Given problem:
Will you transcribe all the entries word for word, skipping the pictures they hold?

Excerpted records:
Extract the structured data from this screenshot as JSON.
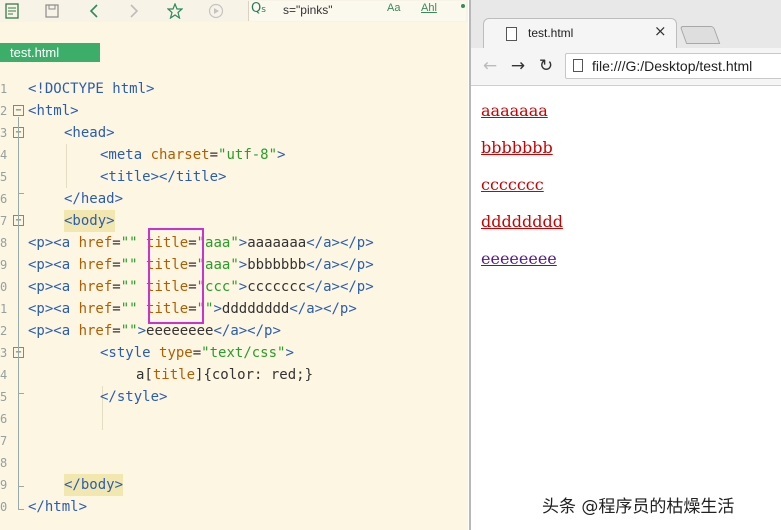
{
  "editor": {
    "search_text": "s=\"pinks\"",
    "tab_name": "test.html",
    "line_numbers": [
      "1",
      "2",
      "3",
      "4",
      "5",
      "6",
      "7",
      "8",
      "9",
      "0",
      "1",
      "2",
      "3",
      "4",
      "5",
      "6",
      "7",
      "8",
      "9",
      "0"
    ],
    "code": {
      "l1": "<!DOCTYPE html>",
      "l2_open": "<",
      "l2_tag": "html",
      "l2_close": ">",
      "head_open": "<head>",
      "meta_tag": "<meta ",
      "meta_attr": "charset",
      "eq": "=",
      "meta_val": "\"utf-8\"",
      "meta_end": ">",
      "title_line": "<title></title>",
      "head_close": "</head>",
      "body_open": "<body>",
      "p_open": "<p><a ",
      "href": "href",
      "empty": "\"\"",
      "sp": " ",
      "title_attr": "title",
      "aaa": "\"aaa\"",
      "ccc": "\"ccc\"",
      "gt": ">",
      "end": "</a></p>",
      "txt1": "aaaaaaa",
      "txt2": "bbbbbbb",
      "txt3": "ccccccc",
      "txt4": "dddddddd",
      "txt5": "eeeeeeee",
      "style_open": "<style ",
      "type_attr": "type",
      "type_val": "\"text/css\"",
      "css_sel": "a[",
      "css_attr": "title",
      "css_rest": "]{color: red;}",
      "style_close": "</style>",
      "body_close": "</body>",
      "html_close": "</html>"
    }
  },
  "browser": {
    "tab_title": "test.html",
    "tab_close": "×",
    "back": "←",
    "forward": "→",
    "reload": "↻",
    "address": "file:///G:/Desktop/test.html",
    "links": [
      {
        "text": "aaaaaaa",
        "color": "#cc0000"
      },
      {
        "text": "bbbbbbb",
        "color": "#cc0000"
      },
      {
        "text": "ccccccc",
        "color": "#cc0000"
      },
      {
        "text": "dddddddd",
        "color": "#cc0000"
      },
      {
        "text": "eeeeeeee",
        "color": "#551a8b"
      }
    ]
  },
  "watermark": "头条 @程序员的枯燥生活",
  "icons": [
    "document-icon",
    "save-icon",
    "back-arrow-icon",
    "forward-arrow-icon",
    "star-icon",
    "play-icon",
    "search-icon",
    "font-icon",
    "letter-case-icon"
  ]
}
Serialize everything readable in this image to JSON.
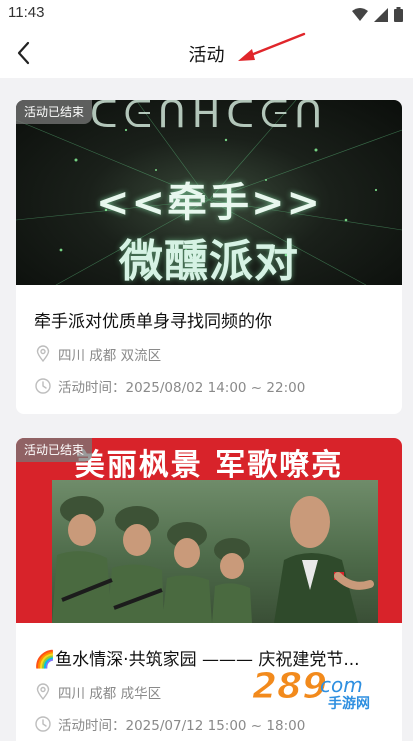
{
  "status_bar": {
    "time": "11:43"
  },
  "header": {
    "title": "活动"
  },
  "activities": [
    {
      "badge": "活动已结束",
      "cover_headline": "<<牵手>>",
      "cover_subline": "微醺派对",
      "title": "牵手派对优质单身寻找同频的你",
      "location": "四川 成都 双流区",
      "time": "活动时间：2025/08/02 14:00 ~ 22:00"
    },
    {
      "badge": "活动已结束",
      "cover_banner": "美丽枫景 军歌嘹亮",
      "title": "🌈鱼水情深·共筑家园 ——— 庆祝建党节...",
      "location": "四川 成都 成华区",
      "time": "活动时间：2025/07/12 15:00 ~ 18:00"
    }
  ],
  "watermark": {
    "text_main": "289",
    "text_sub": "手游网"
  },
  "colors": {
    "banner_red": "#d8232a",
    "badge_bg": "#8a8a8a",
    "annotation_red": "#e0262b"
  }
}
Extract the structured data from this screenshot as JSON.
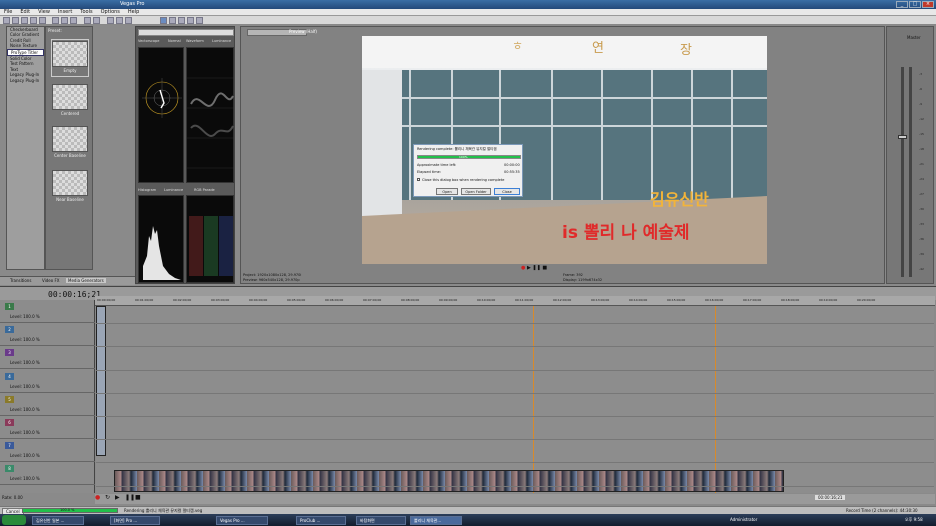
{
  "window": {
    "title": "Vegas Pro"
  },
  "menu": [
    "File",
    "Edit",
    "View",
    "Insert",
    "Tools",
    "Options",
    "Help"
  ],
  "plugins": [
    "Checkerboard",
    "Color Gradient",
    "Credit Roll",
    "Noise Texture",
    "ProType Titler",
    "Solid Color",
    "Test Pattern",
    "Text",
    "Legacy Plug-In",
    "Legacy Plug-In"
  ],
  "presets": {
    "header": "Preset:",
    "items": [
      "Empty",
      "Centered",
      "Center Baseline",
      "Near Baseline"
    ]
  },
  "scopes": {
    "top_tabs": [
      "Vectorscope",
      "Normal",
      "Waveform",
      "Luminance"
    ],
    "bottom_tabs": [
      "Histogram",
      "Luminance",
      "RGB Parade"
    ]
  },
  "left_tabs": [
    "Transitions",
    "Video FX",
    "Media Generators"
  ],
  "preview": {
    "mode": "Preview (Half)",
    "project": "1920x1080x128, 29.970i",
    "preview_label": "960x540x128, 29.970p",
    "frame": "392",
    "display": "1199x674x32",
    "labels": {
      "project": "Project:",
      "preview": "Preview:",
      "frame": "Frame:",
      "display": "Display:"
    }
  },
  "overlay": {
    "line1": "김유신반",
    "line2": "is 뽈리 나 예술제"
  },
  "dialog": {
    "title": "Rendering complete: 뽈리니 체육관 뮤지컬 멀티캠",
    "progress_pct": 100,
    "progress_label": "100%",
    "approx_label": "Approximate time left:",
    "approx_value": "00:00:00",
    "elapsed_label": "Elapsed time:",
    "elapsed_value": "00:55:35",
    "checkbox": "Close this dialog box when rendering complete",
    "buttons": [
      "Open",
      "Open Folder",
      "Close"
    ]
  },
  "timeline": {
    "time": "00:00:16;21",
    "marks": [
      "00:00:00;00",
      "00:01:00;00",
      "00:02:00;00",
      "00:03:00;00",
      "00:04:00;00",
      "00:05:00;00",
      "00:06:00;00",
      "00:07:00;00",
      "00:08:00;00",
      "00:09:00;00",
      "00:10:00;00",
      "00:11:00;00",
      "00:12:00;00",
      "00:13:00;00",
      "00:14:00;00",
      "00:15:00;00",
      "00:16:00;00",
      "00:17:00;00",
      "00:18:00;00",
      "00:19:00;00",
      "00:20:00;00"
    ],
    "tracks": [
      {
        "num": "1",
        "level": "Level: 100.0 %"
      },
      {
        "num": "2",
        "level": "Level: 100.0 %"
      },
      {
        "num": "3",
        "level": "Level: 100.0 %"
      },
      {
        "num": "4",
        "level": "Level: 100.0 %"
      },
      {
        "num": "5",
        "level": "Level: 100.0 %"
      },
      {
        "num": "6",
        "level": "Level: 100.0 %"
      },
      {
        "num": "7",
        "level": "Level: 100.0 %"
      },
      {
        "num": "8",
        "level": "Level: 100.0 %"
      }
    ],
    "rate": "Rate: 0.00",
    "end_time": "00:00:16;21"
  },
  "status": {
    "cancel": "Cancel",
    "progress_pct": 100,
    "progress_label": "100.0 %",
    "message": "Rendering 뽈리니 체육관 뮤지컬 멀티캠.veg",
    "record": "Record Time (2 channels): 44:30:30"
  },
  "mixer": {
    "title": "Master"
  },
  "taskbar": {
    "items": [
      "김유신반 일본 ...",
      "[화면] Pro ...",
      "ProClub ...",
      "Vegas Pro ...",
      "바탕화면",
      "뽈리니 체육관...",
      "뽈리니 체육관..."
    ],
    "user": "Administrator",
    "clock": "오후 9:58"
  },
  "colors": {
    "progress": "#22c04a",
    "overlay_line1": "#f2b43a",
    "overlay_line2": "#e02a2a"
  }
}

Written response:
Extract the structured data from this screenshot as JSON.
{
  "editor": {
    "search_text": "s=\"pinks\"",
    "tab_name": "test.html",
    "line_numbers": [
      "1",
      "2",
      "3",
      "4",
      "5",
      "6",
      "7",
      "8",
      "9",
      "0",
      "1",
      "2",
      "3",
      "4",
      "5",
      "6",
      "7",
      "8",
      "9",
      "0"
    ],
    "code": {
      "l1": "<!DOCTYPE html>",
      "l2_open": "<",
      "l2_tag": "html",
      "l2_close": ">",
      "head_open": "<head>",
      "meta_tag": "<meta ",
      "meta_attr": "charset",
      "eq": "=",
      "meta_val": "\"utf-8\"",
      "meta_end": ">",
      "title_line": "<title></title>",
      "head_close": "</head>",
      "body_open": "<body>",
      "p_open": "<p><a ",
      "href": "href",
      "empty": "\"\"",
      "sp": " ",
      "title_attr": "title",
      "aaa": "\"aaa\"",
      "ccc": "\"ccc\"",
      "gt": ">",
      "end": "</a></p>",
      "txt1": "aaaaaaa",
      "txt2": "bbbbbbb",
      "txt3": "ccccccc",
      "txt4": "dddddddd",
      "txt5": "eeeeeeee",
      "style_open": "<style ",
      "type_attr": "type",
      "type_val": "\"text/css\"",
      "css_sel": "a[",
      "css_attr": "title",
      "css_rest": "]{color: red;}",
      "style_close": "</style>",
      "body_close": "</body>",
      "html_close": "</html>"
    }
  },
  "browser": {
    "tab_title": "test.html",
    "tab_close": "×",
    "back": "←",
    "forward": "→",
    "reload": "↻",
    "address": "file:///G:/Desktop/test.html",
    "links": [
      {
        "text": "aaaaaaa",
        "color": "#cc0000"
      },
      {
        "text": "bbbbbbb",
        "color": "#cc0000"
      },
      {
        "text": "ccccccc",
        "color": "#cc0000"
      },
      {
        "text": "dddddddd",
        "color": "#cc0000"
      },
      {
        "text": "eeeeeeee",
        "color": "#551a8b"
      }
    ]
  },
  "watermark": "头条 @程序员的枯燥生活",
  "icons": [
    "document-icon",
    "save-icon",
    "back-arrow-icon",
    "forward-arrow-icon",
    "star-icon",
    "play-icon",
    "search-icon",
    "font-icon",
    "letter-case-icon"
  ]
}
Serialize everything readable in this image to JSON.
{
  "status_bar": {
    "time": "11:43"
  },
  "header": {
    "title": "活动"
  },
  "activities": [
    {
      "badge": "活动已结束",
      "cover_headline": "<<牵手>>",
      "cover_subline": "微醺派对",
      "title": "牵手派对优质单身寻找同频的你",
      "location": "四川 成都 双流区",
      "time": "活动时间：2025/08/02 14:00 ~ 22:00"
    },
    {
      "badge": "活动已结束",
      "cover_banner": "美丽枫景 军歌嘹亮",
      "title": "🌈鱼水情深·共筑家园 ——— 庆祝建党节...",
      "location": "四川 成都 成华区",
      "time": "活动时间：2025/07/12 15:00 ~ 18:00"
    }
  ],
  "watermark": {
    "text_main": "289",
    "text_sub": "手游网"
  },
  "colors": {
    "banner_red": "#d8232a",
    "badge_bg": "#8a8a8a",
    "annotation_red": "#e0262b"
  }
}
Extract the structured data from this screenshot as JSON.
{
  "window": {
    "title": "Vegas Pro"
  },
  "menu": [
    "File",
    "Edit",
    "View",
    "Insert",
    "Tools",
    "Options",
    "Help"
  ],
  "plugins": [
    "Checkerboard",
    "Color Gradient",
    "Credit Roll",
    "Noise Texture",
    "ProType Titler",
    "Solid Color",
    "Test Pattern",
    "Text",
    "Legacy Plug-In",
    "Legacy Plug-In"
  ],
  "presets": {
    "header": "Preset:",
    "items": [
      "Empty",
      "Centered",
      "Center Baseline",
      "Near Baseline"
    ]
  },
  "scopes": {
    "top_tabs": [
      "Vectorscope",
      "Normal",
      "Waveform",
      "Luminance"
    ],
    "bottom_tabs": [
      "Histogram",
      "Luminance",
      "RGB Parade"
    ]
  },
  "left_tabs": [
    "Transitions",
    "Video FX",
    "Media Generators"
  ],
  "preview": {
    "mode": "Preview (Half)",
    "project": "1920x1080x128, 29.970i",
    "preview_label": "960x540x128, 29.970p",
    "frame": "392",
    "display": "1199x674x32",
    "labels": {
      "project": "Project:",
      "preview": "Preview:",
      "frame": "Frame:",
      "display": "Display:"
    }
  },
  "overlay": {
    "line1": "김유신반",
    "line2": "is 뽈리 나 예술제"
  },
  "dialog": {
    "title": "Rendering complete: 뽈리니 체육관 뮤지컬 멀티캠",
    "progress_pct": 100,
    "progress_label": "100%",
    "approx_label": "Approximate time left:",
    "approx_value": "00:00:00",
    "elapsed_label": "Elapsed time:",
    "elapsed_value": "00:55:35",
    "checkbox": "Close this dialog box when rendering complete",
    "buttons": [
      "Open",
      "Open Folder",
      "Close"
    ]
  },
  "timeline": {
    "time": "00:00:16;21",
    "marks": [
      "00:00:00;00",
      "00:01:00;00",
      "00:02:00;00",
      "00:03:00;00",
      "00:04:00;00",
      "00:05:00;00",
      "00:06:00;00",
      "00:07:00;00",
      "00:08:00;00",
      "00:09:00;00",
      "00:10:00;00",
      "00:11:00;00",
      "00:12:00;00",
      "00:13:00;00",
      "00:14:00;00",
      "00:15:00;00",
      "00:16:00;00",
      "00:17:00;00",
      "00:18:00;00",
      "00:19:00;00",
      "00:20:00;00"
    ],
    "tracks": [
      {
        "num": "1",
        "level": "Level: 100.0 %"
      },
      {
        "num": "2",
        "level": "Level: 100.0 %"
      },
      {
        "num": "3",
        "level": "Level: 100.0 %"
      },
      {
        "num": "4",
        "level": "Level: 100.0 %"
      },
      {
        "num": "5",
        "level": "Level: 100.0 %"
      },
      {
        "num": "6",
        "level": "Level: 100.0 %"
      },
      {
        "num": "7",
        "level": "Level: 100.0 %"
      },
      {
        "num": "8",
        "level": "Level: 100.0 %"
      }
    ],
    "rate": "Rate: 0.00",
    "end_time": "00:00:16;21"
  },
  "status": {
    "cancel": "Cancel",
    "progress_pct": 100,
    "progress_label": "100.0 %",
    "message": "Rendering 뽈리니 체육관 뮤지컬 멀티캠.veg",
    "record": "Record Time (2 channels): 44:30:30"
  },
  "mixer": {
    "title": "Master"
  },
  "taskbar": {
    "items": [
      "김유신반 일본 ...",
      "[화면] Pro ...",
      "ProClub ...",
      "Vegas Pro ...",
      "바탕화면",
      "뽈리니 체육관...",
      "뽈리니 체육관..."
    ],
    "user": "Administrator",
    "clock": "오후 9:58"
  },
  "colors": {
    "progress": "#22c04a",
    "overlay_line1": "#f2b43a",
    "overlay_line2": "#e02a2a"
  }
}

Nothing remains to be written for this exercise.